* BEGIN *

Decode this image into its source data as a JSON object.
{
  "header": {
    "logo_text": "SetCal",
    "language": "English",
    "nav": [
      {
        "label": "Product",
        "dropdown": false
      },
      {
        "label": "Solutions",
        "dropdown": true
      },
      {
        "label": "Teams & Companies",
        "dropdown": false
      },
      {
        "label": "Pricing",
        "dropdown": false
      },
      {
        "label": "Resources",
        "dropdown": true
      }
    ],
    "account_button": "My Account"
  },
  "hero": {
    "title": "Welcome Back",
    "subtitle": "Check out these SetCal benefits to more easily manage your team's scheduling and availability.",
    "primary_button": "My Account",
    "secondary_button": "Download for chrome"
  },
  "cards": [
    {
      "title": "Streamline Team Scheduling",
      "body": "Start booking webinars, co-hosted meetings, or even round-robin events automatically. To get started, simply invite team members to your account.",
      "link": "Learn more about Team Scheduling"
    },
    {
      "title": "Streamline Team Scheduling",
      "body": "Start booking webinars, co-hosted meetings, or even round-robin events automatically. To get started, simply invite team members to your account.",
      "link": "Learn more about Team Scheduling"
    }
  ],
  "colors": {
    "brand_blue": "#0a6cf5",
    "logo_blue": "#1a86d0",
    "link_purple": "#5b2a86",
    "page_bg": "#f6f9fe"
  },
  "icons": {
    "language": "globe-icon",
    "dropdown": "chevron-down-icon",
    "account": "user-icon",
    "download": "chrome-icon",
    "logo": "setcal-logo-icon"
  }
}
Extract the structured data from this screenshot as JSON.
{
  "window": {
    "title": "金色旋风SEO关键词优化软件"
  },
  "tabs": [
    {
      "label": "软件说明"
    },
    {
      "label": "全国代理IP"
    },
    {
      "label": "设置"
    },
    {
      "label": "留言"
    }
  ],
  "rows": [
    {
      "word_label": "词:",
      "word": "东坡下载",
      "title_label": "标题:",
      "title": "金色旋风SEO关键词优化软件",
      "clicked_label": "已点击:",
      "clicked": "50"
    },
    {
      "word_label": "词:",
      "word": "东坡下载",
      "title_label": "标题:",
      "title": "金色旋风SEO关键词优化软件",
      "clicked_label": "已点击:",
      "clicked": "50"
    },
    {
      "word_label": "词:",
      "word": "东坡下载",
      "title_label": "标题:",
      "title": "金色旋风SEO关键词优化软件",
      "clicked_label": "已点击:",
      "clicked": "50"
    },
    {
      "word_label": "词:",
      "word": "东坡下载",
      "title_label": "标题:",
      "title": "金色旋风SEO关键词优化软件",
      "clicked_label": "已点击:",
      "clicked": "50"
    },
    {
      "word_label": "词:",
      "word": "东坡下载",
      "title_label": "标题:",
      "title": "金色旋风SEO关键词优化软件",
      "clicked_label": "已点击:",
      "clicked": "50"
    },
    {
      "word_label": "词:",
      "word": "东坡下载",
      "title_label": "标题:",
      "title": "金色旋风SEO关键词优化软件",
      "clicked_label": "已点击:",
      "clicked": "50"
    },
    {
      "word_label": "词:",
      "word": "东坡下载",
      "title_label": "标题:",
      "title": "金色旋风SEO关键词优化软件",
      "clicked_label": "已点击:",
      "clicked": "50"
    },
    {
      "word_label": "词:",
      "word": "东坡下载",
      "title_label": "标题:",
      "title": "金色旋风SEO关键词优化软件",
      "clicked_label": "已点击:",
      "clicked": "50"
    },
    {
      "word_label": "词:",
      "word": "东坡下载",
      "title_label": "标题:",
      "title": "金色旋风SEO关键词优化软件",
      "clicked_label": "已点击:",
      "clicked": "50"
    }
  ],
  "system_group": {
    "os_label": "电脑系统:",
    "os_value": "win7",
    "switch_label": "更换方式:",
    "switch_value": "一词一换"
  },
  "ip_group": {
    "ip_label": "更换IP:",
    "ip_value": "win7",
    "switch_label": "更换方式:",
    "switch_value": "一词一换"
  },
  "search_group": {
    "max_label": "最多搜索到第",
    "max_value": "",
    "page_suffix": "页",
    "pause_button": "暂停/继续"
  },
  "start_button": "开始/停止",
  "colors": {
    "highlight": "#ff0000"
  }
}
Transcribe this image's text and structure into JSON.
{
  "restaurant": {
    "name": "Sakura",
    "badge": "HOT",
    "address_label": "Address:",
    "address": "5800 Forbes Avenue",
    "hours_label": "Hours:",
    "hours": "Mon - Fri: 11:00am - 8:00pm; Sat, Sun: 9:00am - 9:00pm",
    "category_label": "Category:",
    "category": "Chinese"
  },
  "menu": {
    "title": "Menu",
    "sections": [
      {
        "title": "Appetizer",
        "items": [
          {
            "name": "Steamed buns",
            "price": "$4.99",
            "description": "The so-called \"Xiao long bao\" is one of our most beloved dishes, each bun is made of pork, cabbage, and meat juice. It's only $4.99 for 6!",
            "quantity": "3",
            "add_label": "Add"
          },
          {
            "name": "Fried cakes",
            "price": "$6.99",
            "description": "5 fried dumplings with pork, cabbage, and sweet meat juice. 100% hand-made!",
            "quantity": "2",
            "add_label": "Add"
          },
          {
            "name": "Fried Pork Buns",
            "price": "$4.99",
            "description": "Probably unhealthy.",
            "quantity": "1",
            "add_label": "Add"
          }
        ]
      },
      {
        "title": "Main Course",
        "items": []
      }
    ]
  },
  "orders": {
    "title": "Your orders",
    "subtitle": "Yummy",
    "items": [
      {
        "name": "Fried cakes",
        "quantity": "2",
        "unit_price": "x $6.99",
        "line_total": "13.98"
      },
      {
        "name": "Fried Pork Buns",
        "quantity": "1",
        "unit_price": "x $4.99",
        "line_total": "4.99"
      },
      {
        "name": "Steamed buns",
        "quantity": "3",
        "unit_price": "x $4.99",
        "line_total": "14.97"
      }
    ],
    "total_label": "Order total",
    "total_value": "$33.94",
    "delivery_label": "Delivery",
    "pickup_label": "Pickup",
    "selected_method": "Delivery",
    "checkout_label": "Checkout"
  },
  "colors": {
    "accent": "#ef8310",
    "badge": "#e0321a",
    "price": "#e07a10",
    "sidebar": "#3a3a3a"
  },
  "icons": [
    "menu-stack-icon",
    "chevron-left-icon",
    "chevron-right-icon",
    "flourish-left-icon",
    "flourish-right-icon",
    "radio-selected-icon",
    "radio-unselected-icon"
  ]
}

* END *

> [WHAT YOU SHOULD DO]:
Copy out every line of the data that includes "into".

> [TASK ANSWER]:
Decode this image into its source data as a JSON object.
Transcribe this image's text and structure into JSON.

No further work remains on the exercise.